• [Directions for this task]:
For each line below that contains the string "είναι", copy that line.

• [Dataset excerpts]:
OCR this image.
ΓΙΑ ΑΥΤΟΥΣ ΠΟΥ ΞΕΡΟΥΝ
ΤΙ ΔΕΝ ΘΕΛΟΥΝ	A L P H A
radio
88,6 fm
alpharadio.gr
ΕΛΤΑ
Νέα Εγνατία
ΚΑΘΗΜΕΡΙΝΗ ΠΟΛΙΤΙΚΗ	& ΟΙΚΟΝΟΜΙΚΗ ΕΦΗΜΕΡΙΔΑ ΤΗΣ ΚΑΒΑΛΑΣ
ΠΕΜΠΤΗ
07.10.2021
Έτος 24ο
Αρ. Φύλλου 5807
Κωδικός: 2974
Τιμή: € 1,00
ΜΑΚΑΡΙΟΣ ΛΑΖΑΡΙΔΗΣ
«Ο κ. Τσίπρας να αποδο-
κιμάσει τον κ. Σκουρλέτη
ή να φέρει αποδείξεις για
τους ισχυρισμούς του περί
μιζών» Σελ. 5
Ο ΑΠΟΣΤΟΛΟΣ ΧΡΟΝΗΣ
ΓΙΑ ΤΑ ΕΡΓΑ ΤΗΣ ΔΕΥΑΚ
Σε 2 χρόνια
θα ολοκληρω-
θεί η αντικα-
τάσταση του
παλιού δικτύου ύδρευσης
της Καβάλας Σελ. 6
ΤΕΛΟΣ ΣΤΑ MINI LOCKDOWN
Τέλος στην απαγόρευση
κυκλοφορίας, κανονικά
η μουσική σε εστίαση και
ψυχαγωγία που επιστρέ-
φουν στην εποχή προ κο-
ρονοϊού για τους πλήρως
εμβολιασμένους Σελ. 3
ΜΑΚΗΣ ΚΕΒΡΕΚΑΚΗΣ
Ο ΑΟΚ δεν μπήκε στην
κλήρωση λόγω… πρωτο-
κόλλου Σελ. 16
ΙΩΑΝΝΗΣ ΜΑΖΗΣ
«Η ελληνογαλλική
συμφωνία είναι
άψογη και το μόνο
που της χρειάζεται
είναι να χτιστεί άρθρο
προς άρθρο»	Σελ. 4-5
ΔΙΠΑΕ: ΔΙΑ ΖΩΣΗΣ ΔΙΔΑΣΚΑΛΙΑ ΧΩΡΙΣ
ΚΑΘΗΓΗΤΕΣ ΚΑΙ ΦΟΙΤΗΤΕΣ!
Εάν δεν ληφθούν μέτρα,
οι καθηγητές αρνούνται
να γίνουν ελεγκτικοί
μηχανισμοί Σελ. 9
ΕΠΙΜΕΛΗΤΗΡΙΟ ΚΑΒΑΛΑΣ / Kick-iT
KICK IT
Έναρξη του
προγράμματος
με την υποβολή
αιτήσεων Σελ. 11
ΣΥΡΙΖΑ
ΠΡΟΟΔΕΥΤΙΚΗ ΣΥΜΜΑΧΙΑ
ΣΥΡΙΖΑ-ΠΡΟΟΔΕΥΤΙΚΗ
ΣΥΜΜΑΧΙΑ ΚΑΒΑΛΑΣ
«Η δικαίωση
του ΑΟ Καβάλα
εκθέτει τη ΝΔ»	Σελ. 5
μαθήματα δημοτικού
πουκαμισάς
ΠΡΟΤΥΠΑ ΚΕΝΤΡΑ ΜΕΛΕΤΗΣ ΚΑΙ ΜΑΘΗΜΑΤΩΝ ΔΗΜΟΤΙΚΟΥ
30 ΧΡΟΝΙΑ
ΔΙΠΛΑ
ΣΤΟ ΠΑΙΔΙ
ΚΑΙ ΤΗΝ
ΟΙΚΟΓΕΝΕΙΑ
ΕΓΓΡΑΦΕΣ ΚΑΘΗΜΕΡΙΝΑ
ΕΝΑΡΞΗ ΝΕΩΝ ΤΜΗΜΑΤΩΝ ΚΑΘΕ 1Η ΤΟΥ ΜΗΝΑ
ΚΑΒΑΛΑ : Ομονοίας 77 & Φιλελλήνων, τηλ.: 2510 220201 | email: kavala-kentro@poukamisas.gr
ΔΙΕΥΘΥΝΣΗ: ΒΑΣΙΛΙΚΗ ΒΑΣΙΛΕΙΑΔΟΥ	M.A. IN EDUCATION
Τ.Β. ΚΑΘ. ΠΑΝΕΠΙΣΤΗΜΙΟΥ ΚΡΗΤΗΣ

• [Problem solution]:
συμφωνία είναι
είναι να χτιστεί άρθρο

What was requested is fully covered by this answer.